Directions for this task: Reproduce exactly the lines below, starting with the line that contains "What text is on this page?" and ending with the last line of the records, both included, and nothing else.

[Extracted data entries]
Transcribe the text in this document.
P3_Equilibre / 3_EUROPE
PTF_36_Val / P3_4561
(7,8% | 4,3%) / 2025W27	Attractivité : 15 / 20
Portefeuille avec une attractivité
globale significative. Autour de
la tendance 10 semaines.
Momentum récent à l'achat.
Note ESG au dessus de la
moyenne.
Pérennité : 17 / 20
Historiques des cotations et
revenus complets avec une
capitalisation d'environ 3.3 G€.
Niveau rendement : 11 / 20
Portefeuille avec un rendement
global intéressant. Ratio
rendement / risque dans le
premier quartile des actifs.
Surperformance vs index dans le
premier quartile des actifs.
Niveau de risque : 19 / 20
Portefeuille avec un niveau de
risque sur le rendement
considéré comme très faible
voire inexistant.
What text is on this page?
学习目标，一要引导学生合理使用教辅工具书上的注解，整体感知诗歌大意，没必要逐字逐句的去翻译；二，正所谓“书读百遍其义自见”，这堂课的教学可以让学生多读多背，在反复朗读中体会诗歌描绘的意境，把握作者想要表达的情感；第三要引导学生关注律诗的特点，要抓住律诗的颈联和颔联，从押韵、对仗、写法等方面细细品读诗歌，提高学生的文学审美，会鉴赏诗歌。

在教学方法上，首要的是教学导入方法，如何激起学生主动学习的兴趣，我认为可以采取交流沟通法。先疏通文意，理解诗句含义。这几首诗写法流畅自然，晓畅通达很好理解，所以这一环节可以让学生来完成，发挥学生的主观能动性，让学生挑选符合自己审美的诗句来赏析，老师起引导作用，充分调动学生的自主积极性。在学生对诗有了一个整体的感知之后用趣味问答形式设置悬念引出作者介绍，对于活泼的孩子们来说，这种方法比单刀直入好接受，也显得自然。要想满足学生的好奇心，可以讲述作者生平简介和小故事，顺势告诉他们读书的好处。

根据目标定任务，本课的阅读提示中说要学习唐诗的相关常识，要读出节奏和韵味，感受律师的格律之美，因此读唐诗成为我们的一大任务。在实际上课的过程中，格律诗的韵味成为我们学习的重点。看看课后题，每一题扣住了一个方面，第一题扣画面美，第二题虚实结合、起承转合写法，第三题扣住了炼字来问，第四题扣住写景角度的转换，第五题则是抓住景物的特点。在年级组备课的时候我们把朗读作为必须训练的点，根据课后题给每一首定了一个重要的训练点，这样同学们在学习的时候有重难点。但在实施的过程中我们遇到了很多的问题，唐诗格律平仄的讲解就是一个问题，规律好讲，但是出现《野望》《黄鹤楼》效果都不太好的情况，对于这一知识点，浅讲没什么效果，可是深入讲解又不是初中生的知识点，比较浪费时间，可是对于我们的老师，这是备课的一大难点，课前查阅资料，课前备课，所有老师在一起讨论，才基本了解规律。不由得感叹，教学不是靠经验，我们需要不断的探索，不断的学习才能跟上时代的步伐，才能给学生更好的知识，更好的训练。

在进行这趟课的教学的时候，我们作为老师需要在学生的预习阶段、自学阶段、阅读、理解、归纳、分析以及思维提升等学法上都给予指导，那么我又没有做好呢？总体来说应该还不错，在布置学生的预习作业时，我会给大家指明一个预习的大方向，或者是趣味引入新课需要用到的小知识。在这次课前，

Exercise result:
What text is on this page?
学习目标，一要引导学生合理使用教辅工具书上的注解，整体感知诗歌大意，没必要逐字逐句的去翻译；二，正所谓“书读百遍其义自见”，这堂课的教学可以让学生多读多背，在反复朗读中体会诗歌描绘的意境，把握作者想要表达的情感；第三要引导学生关注律诗的特点，要抓住律诗的颈联和颔联，从押韵、对仗、写法等方面细细品读诗歌，提高学生的文学审美，会鉴赏诗歌。

在教学方法上，首要的是教学导入方法，如何激起学生主动学习的兴趣，我认为可以采取交流沟通法。先疏通文意，理解诗句含义。这几首诗写法流畅自然，晓畅通达很好理解，所以这一环节可以让学生来完成，发挥学生的主观能动性，让学生挑选符合自己审美的诗句来赏析，老师起引导作用，充分调动学生的自主积极性。在学生对诗有了一个整体的感知之后用趣味问答形式设置悬念引出作者介绍，对于活泼的孩子们来说，这种方法比单刀直入好接受，也显得自然。要想满足学生的好奇心，可以讲述作者生平简介和小故事，顺势告诉他们读书的好处。

根据目标定任务，本课的阅读提示中说要学习唐诗的相关常识，要读出节奏和韵味，感受律师的格律之美，因此读唐诗成为我们的一大任务。在实际上课的过程中，格律诗的韵味成为我们学习的重点。看看课后题，每一题扣住了一个方面，第一题扣画面美，第二题虚实结合、起承转合写法，第三题扣住了炼字来问，第四题扣住写景角度的转换，第五题则是抓住景物的特点。在年级组备课的时候我们把朗读作为必须训练的点，根据课后题给每一首定了一个重要的训练点，这样同学们在学习的时候有重难点。但在实施的过程中我们遇到了很多的问题，唐诗格律平仄的讲解就是一个问题，规律好讲，但是出现《野望》《黄鹤楼》效果都不太好的情况，对于这一知识点，浅讲没什么效果，可是深入讲解又不是初中生的知识点，比较浪费时间，可是对于我们的老师，这是备课的一大难点，课前查阅资料，课前备课，所有老师在一起讨论，才基本了解规律。不由得感叹，教学不是靠经验，我们需要不断的探索，不断的学习才能跟上时代的步伐，才能给学生更好的知识，更好的训练。

在进行这趟课的教学的时候，我们作为老师需要在学生的预习阶段、自学阶段、阅读、理解、归纳、分析以及思维提升等学法上都给予指导，那么我又没有做好呢？总体来说应该还不错，在布置学生的预习作业时，我会给大家指明一个预习的大方向，或者是趣味引入新课需要用到的小知识。在这次课前，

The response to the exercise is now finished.